» **TASK**:
Every record should be repeated exactly, except that pictures are left out.
--- start of RAW RECORDS ---
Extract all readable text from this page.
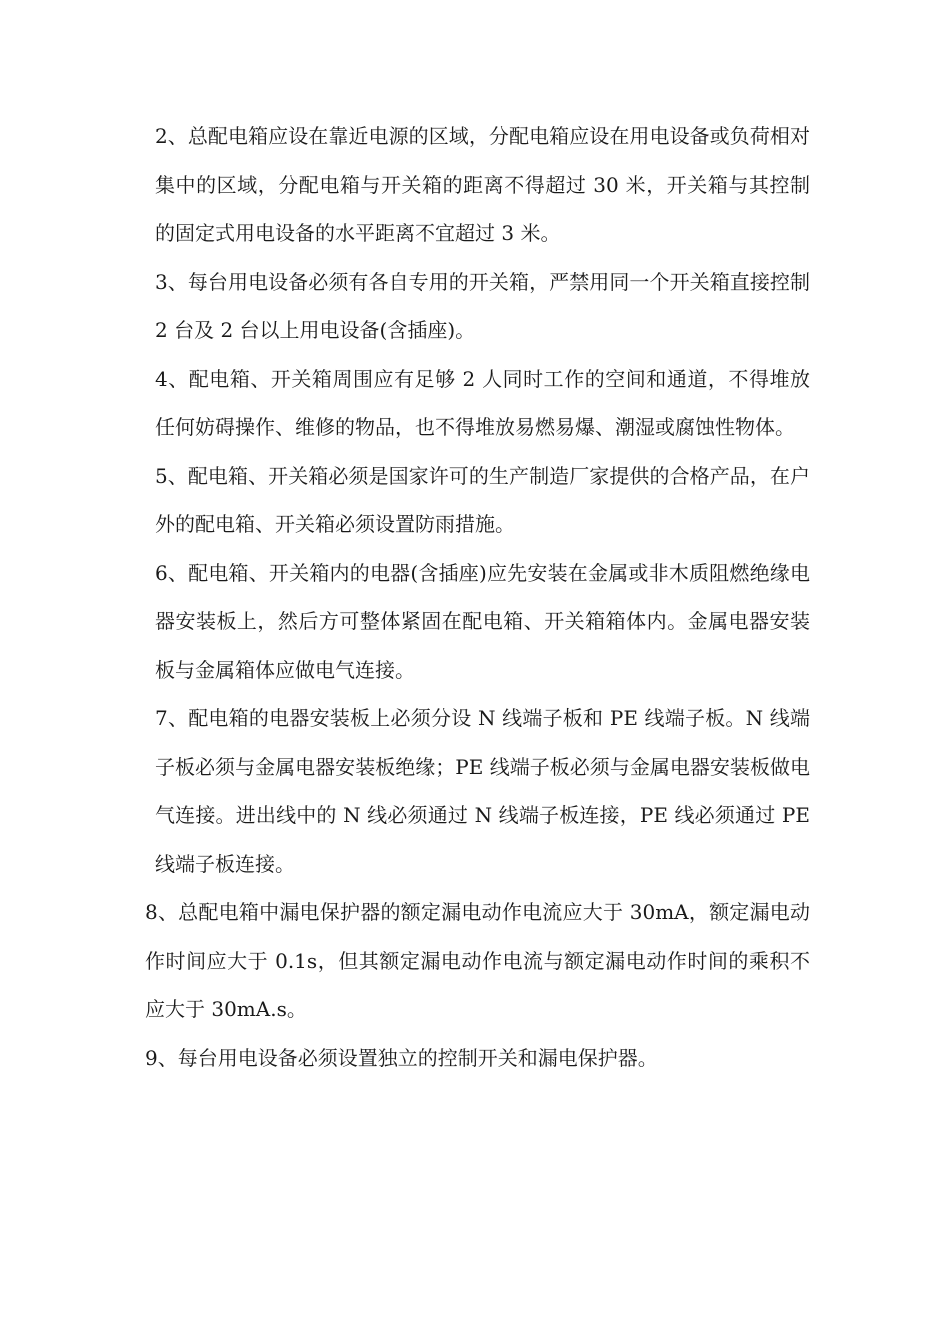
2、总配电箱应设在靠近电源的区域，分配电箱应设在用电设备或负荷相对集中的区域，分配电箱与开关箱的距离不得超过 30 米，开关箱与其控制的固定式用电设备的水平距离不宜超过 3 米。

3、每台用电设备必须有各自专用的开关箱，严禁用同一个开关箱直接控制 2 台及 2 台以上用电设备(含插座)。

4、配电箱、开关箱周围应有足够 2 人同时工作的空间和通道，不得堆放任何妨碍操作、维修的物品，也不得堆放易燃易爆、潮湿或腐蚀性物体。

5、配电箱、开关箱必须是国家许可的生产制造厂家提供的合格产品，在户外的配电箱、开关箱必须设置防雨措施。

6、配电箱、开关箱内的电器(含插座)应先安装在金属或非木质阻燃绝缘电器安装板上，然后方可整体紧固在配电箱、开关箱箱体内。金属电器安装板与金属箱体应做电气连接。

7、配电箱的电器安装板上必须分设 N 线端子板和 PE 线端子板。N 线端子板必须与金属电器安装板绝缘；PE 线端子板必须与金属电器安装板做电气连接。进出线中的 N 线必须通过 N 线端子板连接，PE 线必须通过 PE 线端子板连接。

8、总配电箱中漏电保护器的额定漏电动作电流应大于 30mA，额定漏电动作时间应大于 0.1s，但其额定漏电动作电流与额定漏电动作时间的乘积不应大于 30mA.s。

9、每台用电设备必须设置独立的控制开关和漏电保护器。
--- end of RAW RECORDS ---
» **SOLUTION**:
Extract all readable text from this page.
2、总配电箱应设在靠近电源的区域，分配电箱应设在用电设备或负荷相对集中的区域，分配电箱与开关箱的距离不得超过 30 米，开关箱与其控制的固定式用电设备的水平距离不宜超过 3 米。

3、每台用电设备必须有各自专用的开关箱，严禁用同一个开关箱直接控制 2 台及 2 台以上用电设备(含插座)。

4、配电箱、开关箱周围应有足够 2 人同时工作的空间和通道，不得堆放任何妨碍操作、维修的物品，也不得堆放易燃易爆、潮湿或腐蚀性物体。

5、配电箱、开关箱必须是国家许可的生产制造厂家提供的合格产品，在户外的配电箱、开关箱必须设置防雨措施。

6、配电箱、开关箱内的电器(含插座)应先安装在金属或非木质阻燃绝缘电器安装板上，然后方可整体紧固在配电箱、开关箱箱体内。金属电器安装板与金属箱体应做电气连接。

7、配电箱的电器安装板上必须分设 N 线端子板和 PE 线端子板。N 线端子板必须与金属电器安装板绝缘；PE 线端子板必须与金属电器安装板做电气连接。进出线中的 N 线必须通过 N 线端子板连接，PE 线必须通过 PE 线端子板连接。

8、总配电箱中漏电保护器的额定漏电动作电流应大于 30mA，额定漏电动作时间应大于 0.1s，但其额定漏电动作电流与额定漏电动作时间的乘积不应大于 30mA.s。

9、每台用电设备必须设置独立的控制开关和漏电保护器。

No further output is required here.